* **Work to do**: Lines containing the word "screenshot" need to be counted. Please reply with how many there are, and nothing else.

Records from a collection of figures
◆ ◆ ◆ ◆ ◆ ◆ ◆
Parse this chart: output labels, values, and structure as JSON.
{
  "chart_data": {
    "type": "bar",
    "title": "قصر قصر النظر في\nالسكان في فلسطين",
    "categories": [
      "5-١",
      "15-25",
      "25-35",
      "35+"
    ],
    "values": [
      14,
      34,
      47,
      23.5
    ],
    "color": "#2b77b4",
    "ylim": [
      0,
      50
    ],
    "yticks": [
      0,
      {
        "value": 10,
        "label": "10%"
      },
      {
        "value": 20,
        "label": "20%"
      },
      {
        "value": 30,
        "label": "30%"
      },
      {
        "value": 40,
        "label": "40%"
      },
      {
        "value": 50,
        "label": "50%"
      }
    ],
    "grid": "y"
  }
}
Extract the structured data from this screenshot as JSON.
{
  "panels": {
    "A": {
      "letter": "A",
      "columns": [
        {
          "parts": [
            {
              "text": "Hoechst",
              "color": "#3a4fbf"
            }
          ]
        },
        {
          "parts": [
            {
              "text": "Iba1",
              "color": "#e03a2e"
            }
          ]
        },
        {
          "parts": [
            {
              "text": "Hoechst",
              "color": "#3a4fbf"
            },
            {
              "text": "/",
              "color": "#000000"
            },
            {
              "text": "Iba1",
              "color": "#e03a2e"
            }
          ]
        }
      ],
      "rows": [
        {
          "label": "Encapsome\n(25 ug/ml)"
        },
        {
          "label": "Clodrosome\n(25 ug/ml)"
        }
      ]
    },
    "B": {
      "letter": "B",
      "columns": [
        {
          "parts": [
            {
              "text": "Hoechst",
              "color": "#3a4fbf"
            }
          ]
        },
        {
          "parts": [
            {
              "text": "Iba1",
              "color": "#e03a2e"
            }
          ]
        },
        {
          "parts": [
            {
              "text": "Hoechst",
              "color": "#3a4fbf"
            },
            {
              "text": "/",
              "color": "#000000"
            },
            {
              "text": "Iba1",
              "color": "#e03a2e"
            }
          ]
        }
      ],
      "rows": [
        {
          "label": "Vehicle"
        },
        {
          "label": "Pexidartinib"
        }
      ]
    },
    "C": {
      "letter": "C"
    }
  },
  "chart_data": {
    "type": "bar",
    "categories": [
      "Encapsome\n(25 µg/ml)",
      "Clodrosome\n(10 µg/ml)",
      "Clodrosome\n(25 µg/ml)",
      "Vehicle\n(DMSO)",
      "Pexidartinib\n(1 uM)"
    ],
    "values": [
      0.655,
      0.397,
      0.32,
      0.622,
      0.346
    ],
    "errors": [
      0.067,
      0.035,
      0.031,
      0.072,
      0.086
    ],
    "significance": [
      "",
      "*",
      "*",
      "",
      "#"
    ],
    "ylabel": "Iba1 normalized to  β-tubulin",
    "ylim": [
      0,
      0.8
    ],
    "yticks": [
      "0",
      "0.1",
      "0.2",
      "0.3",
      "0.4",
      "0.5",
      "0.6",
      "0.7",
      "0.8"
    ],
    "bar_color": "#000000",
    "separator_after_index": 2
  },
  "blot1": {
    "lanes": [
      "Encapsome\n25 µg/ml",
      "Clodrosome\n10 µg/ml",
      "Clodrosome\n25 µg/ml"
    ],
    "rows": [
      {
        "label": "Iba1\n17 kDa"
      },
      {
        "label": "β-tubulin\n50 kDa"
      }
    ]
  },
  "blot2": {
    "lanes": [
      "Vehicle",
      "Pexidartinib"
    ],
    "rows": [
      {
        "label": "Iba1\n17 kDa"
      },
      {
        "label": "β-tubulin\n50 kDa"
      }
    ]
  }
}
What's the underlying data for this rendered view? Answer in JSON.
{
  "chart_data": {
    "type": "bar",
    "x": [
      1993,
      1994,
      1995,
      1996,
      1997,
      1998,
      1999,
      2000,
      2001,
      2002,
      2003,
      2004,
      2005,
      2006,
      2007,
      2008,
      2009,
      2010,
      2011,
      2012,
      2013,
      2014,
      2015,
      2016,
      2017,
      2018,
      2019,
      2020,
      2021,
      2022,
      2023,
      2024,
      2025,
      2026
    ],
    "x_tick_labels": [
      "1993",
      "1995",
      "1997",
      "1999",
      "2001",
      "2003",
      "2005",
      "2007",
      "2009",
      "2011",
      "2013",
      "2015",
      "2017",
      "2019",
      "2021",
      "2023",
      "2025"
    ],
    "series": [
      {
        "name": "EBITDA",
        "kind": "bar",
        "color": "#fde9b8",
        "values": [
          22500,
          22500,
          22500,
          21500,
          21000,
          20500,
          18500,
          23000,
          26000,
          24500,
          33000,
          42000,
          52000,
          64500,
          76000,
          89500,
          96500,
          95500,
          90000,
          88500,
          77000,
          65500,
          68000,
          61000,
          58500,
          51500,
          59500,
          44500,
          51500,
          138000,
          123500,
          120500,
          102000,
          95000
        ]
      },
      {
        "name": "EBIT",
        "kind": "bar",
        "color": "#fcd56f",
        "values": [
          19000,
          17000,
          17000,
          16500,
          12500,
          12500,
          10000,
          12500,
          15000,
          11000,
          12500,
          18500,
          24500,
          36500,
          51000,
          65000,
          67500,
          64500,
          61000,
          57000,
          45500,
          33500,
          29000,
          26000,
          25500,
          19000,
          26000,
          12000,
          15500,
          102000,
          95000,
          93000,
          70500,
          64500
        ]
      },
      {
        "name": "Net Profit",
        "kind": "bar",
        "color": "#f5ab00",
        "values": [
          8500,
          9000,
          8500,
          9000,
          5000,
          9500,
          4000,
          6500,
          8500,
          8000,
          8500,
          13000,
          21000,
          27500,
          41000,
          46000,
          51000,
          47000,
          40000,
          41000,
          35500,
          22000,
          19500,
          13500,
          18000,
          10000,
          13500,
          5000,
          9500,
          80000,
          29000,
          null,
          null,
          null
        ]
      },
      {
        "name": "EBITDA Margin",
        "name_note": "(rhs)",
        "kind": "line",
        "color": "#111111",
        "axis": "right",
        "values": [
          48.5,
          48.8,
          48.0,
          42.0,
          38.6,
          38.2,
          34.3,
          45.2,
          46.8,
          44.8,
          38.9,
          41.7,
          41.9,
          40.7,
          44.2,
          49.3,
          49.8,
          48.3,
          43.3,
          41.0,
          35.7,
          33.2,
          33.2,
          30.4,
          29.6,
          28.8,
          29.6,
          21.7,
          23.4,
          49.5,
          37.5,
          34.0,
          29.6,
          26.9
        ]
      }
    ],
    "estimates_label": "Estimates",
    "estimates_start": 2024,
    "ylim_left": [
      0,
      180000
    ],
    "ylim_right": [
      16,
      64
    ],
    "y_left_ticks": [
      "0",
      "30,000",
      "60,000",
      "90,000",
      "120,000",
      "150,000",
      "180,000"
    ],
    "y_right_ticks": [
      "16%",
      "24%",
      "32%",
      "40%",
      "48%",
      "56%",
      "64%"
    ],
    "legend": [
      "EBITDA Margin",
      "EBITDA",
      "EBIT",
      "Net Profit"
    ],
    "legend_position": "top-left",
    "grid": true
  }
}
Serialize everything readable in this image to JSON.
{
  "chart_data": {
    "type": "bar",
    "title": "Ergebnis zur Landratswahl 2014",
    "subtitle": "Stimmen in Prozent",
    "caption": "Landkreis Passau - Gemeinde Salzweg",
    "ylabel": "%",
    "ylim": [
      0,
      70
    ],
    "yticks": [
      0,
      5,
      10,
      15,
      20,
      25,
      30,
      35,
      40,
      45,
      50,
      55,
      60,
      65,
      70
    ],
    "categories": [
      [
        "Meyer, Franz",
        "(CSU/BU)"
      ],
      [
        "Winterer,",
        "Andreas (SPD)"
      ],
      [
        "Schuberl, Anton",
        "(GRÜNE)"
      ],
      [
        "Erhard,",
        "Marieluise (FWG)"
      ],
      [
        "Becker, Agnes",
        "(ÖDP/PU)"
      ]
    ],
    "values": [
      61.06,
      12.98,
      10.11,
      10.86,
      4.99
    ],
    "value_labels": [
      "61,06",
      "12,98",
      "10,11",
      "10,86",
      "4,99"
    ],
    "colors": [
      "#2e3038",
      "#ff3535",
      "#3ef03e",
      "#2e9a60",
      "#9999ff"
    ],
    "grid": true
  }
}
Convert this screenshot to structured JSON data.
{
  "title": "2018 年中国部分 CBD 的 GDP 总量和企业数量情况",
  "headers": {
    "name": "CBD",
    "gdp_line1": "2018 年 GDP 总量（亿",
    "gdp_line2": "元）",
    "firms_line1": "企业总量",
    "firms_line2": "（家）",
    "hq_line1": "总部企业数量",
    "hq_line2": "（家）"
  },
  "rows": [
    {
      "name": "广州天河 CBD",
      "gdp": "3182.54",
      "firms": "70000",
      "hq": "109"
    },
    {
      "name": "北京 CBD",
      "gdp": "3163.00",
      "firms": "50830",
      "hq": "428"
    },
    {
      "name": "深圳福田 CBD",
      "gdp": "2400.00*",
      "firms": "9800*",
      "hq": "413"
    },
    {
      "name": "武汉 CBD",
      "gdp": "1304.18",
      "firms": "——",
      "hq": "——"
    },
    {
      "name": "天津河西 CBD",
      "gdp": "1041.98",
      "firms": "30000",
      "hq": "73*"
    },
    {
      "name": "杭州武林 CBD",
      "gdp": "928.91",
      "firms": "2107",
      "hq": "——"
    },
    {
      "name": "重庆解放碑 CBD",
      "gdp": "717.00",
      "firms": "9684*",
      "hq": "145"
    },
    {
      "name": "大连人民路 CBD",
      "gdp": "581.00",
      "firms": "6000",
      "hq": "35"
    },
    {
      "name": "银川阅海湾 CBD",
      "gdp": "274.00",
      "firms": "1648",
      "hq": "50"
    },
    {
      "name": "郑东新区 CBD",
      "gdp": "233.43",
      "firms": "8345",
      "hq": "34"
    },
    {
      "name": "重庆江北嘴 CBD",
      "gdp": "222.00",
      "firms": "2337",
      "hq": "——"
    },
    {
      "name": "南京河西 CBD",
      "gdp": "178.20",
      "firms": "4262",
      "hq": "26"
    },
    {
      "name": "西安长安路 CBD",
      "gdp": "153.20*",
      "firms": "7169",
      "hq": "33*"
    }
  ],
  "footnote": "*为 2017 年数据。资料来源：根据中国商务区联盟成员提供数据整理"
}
◆ ◆ ◆ ◆ ◆ ◆ ◆
* **Result of the exercise**: 2